(What is expected) Give back exactly the lines that run from the line containing "What does this" through the end of the listing below. Leave out every other line.

(Available data)
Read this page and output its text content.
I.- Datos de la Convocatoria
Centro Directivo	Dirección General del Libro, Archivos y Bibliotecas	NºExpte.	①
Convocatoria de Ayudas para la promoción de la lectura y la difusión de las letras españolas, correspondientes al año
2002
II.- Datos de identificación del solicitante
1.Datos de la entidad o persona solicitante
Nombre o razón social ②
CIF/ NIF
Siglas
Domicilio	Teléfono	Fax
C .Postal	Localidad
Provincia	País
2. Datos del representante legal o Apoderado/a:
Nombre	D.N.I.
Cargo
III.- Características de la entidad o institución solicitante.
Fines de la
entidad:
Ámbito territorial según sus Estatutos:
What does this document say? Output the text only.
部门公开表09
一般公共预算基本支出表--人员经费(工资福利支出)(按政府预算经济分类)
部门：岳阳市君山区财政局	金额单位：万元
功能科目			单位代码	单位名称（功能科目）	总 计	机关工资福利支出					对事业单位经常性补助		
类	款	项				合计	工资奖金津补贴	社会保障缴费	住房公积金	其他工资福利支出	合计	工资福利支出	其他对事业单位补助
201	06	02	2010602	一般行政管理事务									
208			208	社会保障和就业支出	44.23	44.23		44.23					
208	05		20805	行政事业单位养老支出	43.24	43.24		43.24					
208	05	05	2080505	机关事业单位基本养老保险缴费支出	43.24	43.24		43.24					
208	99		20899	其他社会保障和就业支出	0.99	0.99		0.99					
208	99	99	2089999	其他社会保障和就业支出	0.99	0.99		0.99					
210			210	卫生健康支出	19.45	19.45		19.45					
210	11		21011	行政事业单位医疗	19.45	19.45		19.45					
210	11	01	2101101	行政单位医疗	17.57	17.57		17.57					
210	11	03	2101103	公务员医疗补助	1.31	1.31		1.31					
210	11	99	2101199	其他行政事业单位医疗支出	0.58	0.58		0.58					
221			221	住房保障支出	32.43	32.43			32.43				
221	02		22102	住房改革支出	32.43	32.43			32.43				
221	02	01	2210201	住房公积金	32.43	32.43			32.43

(Finished answer)
What does this document say? Output the text only.
部门公开表09
一般公共预算基本支出表--人员经费(工资福利支出)(按政府预算经济分类)
部门：岳阳市君山区财政局	金额单位：万元
功能科目			单位代码	单位名称（功能科目）	总 计	机关工资福利支出					对事业单位经常性补助		
类	款	项				合计	工资奖金津补贴	社会保障缴费	住房公积金	其他工资福利支出	合计	工资福利支出	其他对事业单位补助
201	06	02	2010602	一般行政管理事务									
208			208	社会保障和就业支出	44.23	44.23		44.23					
208	05		20805	行政事业单位养老支出	43.24	43.24		43.24					
208	05	05	2080505	机关事业单位基本养老保险缴费支出	43.24	43.24		43.24					
208	99		20899	其他社会保障和就业支出	0.99	0.99		0.99					
208	99	99	2089999	其他社会保障和就业支出	0.99	0.99		0.99					
210			210	卫生健康支出	19.45	19.45		19.45					
210	11		21011	行政事业单位医疗	19.45	19.45		19.45					
210	11	01	2101101	行政单位医疗	17.57	17.57		17.57					
210	11	03	2101103	公务员医疗补助	1.31	1.31		1.31					
210	11	99	2101199	其他行政事业单位医疗支出	0.58	0.58		0.58					
221			221	住房保障支出	32.43	32.43			32.43				
221	02		22102	住房改革支出	32.43	32.43			32.43				
221	02	01	2210201	住房公积金	32.43	32.43			32.43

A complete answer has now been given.